• **Task prompt**: In the data below, locate each line with the word "subtitle" and list it.
┄┄┄┄┄┄
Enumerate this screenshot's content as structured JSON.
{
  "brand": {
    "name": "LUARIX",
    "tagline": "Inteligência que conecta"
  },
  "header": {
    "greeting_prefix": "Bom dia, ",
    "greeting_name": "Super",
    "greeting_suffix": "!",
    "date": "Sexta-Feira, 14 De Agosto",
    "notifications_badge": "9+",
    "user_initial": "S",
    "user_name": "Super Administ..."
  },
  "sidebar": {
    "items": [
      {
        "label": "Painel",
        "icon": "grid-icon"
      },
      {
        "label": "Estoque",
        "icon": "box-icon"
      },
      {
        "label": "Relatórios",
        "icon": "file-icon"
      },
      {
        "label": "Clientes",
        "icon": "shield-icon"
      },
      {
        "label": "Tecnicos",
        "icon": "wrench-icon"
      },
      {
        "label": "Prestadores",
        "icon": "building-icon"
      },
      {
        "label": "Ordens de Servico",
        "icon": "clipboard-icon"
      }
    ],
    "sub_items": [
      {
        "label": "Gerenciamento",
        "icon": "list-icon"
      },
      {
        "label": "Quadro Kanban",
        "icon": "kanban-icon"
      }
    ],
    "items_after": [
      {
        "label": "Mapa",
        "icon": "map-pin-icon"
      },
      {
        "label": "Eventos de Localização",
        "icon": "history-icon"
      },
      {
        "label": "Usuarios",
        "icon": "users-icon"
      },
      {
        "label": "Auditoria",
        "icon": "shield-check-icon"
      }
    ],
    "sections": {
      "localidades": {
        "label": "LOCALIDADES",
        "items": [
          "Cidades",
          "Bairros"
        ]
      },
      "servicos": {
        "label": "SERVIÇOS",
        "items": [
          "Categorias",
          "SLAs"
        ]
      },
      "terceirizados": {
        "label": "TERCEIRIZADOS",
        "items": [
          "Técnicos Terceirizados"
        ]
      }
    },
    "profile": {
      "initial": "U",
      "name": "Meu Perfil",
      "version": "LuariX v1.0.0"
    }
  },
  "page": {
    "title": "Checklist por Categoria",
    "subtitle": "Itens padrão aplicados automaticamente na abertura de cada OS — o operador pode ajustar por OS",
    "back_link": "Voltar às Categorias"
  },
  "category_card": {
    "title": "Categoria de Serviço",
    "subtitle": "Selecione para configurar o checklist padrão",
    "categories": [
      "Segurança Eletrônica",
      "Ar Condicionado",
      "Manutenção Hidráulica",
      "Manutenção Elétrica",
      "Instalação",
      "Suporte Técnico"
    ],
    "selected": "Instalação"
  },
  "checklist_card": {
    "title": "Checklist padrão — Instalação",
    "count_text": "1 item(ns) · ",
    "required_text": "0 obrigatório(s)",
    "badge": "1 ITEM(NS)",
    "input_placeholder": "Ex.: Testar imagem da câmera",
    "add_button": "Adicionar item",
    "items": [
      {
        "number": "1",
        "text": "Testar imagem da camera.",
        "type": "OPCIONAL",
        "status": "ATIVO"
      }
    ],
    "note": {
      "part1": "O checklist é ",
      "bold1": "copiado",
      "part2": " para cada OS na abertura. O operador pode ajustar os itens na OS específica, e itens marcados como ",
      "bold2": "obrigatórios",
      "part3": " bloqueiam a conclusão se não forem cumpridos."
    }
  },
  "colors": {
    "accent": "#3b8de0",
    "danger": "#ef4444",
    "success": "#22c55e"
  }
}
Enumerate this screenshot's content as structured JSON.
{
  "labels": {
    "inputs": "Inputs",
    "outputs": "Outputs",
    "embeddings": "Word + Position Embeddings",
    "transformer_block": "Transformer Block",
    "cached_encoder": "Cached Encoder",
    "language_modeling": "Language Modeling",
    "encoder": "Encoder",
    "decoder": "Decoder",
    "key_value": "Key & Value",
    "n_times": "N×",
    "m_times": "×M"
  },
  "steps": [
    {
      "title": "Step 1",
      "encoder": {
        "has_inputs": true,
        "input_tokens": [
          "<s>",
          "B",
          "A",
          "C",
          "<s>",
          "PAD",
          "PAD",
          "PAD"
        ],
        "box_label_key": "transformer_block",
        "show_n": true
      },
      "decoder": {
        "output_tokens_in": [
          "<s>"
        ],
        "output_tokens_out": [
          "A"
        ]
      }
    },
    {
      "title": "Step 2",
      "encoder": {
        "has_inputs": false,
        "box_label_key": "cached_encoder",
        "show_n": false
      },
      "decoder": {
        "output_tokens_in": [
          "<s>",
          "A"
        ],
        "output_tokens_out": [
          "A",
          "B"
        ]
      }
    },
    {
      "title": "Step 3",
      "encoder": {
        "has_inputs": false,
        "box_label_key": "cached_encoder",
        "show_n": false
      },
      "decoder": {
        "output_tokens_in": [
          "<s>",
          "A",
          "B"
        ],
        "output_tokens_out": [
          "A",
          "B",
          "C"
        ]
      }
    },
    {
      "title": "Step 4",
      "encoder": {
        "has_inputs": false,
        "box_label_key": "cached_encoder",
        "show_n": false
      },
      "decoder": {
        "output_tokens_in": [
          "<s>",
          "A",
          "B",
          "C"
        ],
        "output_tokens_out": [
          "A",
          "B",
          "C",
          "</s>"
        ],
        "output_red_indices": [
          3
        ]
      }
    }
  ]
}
┄┄┄┄┄┄
• **Response to the task**:
    "subtitle": "Itens padrão aplicados automaticamente na abertura de cada OS — o operador pode ajustar por OS",
    "subtitle": "Selecione para configurar o checklist padrão",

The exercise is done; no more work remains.